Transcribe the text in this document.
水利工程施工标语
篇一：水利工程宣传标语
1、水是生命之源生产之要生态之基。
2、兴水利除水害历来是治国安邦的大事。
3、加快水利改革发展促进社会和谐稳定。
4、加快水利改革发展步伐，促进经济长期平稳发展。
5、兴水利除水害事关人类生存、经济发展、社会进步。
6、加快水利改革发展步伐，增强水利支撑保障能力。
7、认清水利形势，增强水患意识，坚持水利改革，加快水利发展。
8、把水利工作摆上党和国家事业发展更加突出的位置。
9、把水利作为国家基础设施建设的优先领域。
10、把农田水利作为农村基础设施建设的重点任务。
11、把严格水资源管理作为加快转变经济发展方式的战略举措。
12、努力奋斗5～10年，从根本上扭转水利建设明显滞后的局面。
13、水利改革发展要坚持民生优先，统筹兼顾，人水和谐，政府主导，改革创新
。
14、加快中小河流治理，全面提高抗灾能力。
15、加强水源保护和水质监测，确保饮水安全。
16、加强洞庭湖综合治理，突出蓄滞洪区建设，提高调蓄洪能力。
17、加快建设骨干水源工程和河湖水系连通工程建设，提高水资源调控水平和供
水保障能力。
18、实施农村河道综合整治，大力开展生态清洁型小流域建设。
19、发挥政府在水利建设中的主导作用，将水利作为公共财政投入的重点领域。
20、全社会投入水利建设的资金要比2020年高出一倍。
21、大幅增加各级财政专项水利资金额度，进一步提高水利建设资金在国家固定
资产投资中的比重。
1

+++

**WRITTEN TASK**
Copy out every line in the listing where the word "加快水利改革发展步伐" appears.

**OUTPUT FOR THIS TASK**
4、加快水利改革发展步伐，促进经济长期平稳发展。
6、加快水利改革发展步伐，增强水利支撑保障能力。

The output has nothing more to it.